Sección del documento
--

Sin embargo, las investigaciones de la Conadep sobre Pío Laghi trascendieron y se supo, entre otros hechos, que había realizado visitas oficiales a campos clandestinos de exterminio en la provincia de Tucumán cuando las tropas combatían allí la guerrilla rural del Ejército Revolucionario del Pueblo (ERP).
En julio de 1976, un grupo de tareas paramilitar asesinó en la iglesia de San Patricio de Buenos Aires a tres sacerdotes y a dos seminaristas de la orden de los palotinos, que dedicaban sus vidas a la juventud marginada. La habitación en la que los religiosos fueron ametrallados parecía un matadero, y en las paredes escribieron leyendas con la sangre de las víctimas: "Ésta es la gente que envenena la mente de los jóvenes" o "Ésta es la venganza por nuestros camaradas caídos". La carnicería fue atribuida a la subversión de izquierdas. Ni aun en este caso monseñor Pío Laghi levantó la voz de la Iglesia, de tremenda fuerza en este país, para intentar detener la matanza. El general Suárez-Mason, al que alude el diálogo entre Bob Cox y Pío Laghi, fue comandante en jefe del Primer Cuerpo de Ejército, acantonado en Campo de Mayo, en la capital federal, el más operativo. Suárez-Mason es el único alto jefe militar que se encuentra prófugo (huyó tras las elecciones democráticas de octubre de 1983), y ha sido degradado y expulsado del Ejército por su resistencia a presentarse ante la justicia.

--

Entradas de datos guardados
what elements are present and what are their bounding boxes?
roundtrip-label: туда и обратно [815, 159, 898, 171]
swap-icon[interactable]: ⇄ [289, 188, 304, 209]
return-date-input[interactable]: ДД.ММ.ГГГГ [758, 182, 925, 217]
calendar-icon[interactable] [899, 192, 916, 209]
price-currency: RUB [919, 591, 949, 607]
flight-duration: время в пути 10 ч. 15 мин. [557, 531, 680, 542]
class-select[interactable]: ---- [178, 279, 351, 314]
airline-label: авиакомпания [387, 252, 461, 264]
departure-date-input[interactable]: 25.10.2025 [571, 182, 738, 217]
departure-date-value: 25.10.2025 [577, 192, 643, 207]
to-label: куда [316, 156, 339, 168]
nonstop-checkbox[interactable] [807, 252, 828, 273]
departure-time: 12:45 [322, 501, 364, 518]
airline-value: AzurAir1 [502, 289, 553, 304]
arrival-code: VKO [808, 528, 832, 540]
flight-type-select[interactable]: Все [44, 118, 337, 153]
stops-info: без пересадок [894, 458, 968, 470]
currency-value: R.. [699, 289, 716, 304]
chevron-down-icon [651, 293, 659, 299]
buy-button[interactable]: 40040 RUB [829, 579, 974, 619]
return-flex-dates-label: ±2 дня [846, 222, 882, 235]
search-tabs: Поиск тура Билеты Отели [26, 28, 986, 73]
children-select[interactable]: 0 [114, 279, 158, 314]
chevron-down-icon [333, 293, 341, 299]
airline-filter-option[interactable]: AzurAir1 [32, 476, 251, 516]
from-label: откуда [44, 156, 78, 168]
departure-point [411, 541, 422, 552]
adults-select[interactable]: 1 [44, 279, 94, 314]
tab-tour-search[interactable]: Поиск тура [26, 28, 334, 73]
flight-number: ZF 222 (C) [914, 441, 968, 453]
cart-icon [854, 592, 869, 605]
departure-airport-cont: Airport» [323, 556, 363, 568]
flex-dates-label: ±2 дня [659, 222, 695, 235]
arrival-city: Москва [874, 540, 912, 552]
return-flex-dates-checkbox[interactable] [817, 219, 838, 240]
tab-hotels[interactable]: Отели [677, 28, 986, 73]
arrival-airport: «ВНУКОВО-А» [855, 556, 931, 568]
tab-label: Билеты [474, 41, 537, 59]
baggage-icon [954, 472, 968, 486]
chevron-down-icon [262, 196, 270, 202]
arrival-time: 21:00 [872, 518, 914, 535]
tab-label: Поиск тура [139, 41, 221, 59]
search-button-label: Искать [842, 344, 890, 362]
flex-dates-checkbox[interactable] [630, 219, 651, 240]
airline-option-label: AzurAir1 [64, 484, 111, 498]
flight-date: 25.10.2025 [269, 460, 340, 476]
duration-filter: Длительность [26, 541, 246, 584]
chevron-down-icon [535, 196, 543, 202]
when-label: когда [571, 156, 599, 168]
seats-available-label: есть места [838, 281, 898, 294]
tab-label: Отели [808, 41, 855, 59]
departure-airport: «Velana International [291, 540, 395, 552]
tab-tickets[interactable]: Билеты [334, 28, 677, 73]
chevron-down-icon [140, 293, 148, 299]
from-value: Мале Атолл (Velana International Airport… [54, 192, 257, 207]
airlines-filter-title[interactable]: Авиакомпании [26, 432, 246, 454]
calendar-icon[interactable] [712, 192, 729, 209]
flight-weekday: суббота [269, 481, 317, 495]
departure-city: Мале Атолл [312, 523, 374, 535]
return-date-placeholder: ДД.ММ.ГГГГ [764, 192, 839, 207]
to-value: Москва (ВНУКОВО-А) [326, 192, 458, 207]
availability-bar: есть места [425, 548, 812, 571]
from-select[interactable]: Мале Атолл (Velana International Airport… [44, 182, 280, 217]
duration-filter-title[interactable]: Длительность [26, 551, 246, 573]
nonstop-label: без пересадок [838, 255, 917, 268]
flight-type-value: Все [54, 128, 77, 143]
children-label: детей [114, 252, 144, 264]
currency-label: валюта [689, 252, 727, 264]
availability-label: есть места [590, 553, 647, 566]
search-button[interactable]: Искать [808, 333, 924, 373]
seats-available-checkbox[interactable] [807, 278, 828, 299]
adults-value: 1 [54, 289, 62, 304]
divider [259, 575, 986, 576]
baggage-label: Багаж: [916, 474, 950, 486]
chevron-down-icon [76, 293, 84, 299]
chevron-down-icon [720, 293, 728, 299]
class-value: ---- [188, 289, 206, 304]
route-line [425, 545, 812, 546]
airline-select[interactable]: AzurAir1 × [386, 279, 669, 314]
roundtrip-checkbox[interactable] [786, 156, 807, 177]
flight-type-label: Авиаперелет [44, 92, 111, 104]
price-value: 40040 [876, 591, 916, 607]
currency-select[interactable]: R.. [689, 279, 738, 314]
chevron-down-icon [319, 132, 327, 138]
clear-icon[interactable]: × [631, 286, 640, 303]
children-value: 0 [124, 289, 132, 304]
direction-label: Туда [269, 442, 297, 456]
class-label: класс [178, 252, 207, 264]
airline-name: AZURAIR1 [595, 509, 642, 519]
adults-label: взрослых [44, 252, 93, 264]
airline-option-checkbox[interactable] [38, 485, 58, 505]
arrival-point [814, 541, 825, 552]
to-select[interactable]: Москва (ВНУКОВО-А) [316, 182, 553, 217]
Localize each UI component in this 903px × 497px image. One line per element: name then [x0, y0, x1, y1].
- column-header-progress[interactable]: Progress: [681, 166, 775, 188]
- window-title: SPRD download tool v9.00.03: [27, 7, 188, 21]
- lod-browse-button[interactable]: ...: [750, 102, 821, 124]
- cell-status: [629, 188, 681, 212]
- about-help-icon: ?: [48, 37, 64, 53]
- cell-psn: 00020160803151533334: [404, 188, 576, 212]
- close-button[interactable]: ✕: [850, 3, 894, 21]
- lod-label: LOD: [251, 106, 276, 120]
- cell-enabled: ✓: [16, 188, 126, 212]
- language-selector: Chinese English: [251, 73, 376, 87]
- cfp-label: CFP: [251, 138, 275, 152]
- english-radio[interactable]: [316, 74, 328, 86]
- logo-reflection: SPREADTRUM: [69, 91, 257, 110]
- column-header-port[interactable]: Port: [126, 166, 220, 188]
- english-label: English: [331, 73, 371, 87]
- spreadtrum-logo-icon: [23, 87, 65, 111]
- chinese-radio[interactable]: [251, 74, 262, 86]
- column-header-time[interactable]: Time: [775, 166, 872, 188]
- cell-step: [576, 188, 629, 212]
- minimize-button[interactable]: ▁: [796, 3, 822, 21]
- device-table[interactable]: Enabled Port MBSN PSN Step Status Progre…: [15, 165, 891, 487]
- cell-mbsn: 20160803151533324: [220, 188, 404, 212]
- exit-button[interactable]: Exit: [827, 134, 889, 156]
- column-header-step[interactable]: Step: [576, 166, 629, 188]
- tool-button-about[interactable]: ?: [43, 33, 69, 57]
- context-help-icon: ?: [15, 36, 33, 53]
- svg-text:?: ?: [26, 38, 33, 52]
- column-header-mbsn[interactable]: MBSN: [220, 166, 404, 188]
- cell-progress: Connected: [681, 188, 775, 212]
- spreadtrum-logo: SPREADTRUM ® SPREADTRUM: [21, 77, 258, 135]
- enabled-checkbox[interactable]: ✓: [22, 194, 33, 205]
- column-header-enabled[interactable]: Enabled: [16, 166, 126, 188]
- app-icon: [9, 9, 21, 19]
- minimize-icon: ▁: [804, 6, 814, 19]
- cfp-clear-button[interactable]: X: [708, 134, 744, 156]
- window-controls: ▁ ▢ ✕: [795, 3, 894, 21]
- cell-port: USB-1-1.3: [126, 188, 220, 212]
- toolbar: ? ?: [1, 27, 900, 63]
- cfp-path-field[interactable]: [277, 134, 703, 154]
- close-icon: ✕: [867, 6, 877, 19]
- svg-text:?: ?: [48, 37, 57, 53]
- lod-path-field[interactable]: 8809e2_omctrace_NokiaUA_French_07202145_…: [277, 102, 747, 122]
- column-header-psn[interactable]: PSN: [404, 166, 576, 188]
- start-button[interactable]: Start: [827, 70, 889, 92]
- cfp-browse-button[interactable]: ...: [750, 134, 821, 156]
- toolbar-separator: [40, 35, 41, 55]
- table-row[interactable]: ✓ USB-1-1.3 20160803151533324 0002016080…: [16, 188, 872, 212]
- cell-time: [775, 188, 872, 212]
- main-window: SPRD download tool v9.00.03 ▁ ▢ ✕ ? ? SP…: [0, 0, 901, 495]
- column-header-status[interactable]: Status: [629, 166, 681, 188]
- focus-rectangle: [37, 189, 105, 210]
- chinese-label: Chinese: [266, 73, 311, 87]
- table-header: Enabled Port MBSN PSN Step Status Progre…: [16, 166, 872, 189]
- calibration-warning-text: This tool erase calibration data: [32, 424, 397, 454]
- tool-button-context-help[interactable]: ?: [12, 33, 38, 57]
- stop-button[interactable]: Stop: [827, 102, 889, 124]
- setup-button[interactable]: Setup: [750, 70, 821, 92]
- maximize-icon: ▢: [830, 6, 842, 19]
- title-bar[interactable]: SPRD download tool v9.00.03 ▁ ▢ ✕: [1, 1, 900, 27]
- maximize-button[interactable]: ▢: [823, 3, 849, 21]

--

Por favor, vuelve a escribir del fragmento sobre Pío Laghi la parte que comienza con las palabras "Sin embargo, las" y termina con "del Pueblo (ERP).".

Tu respuesta
Sin embargo, las investigaciones de la Conadep sobre Pío Laghi trascendieron y se supo, entre otros hechos, que había realizado visitas oficiales a campos clandestinos de exterminio en la provincia de Tucumán cuando las tropas combatían allí la guerrilla rural del Ejército Revolucionario del Pueblo (ERP).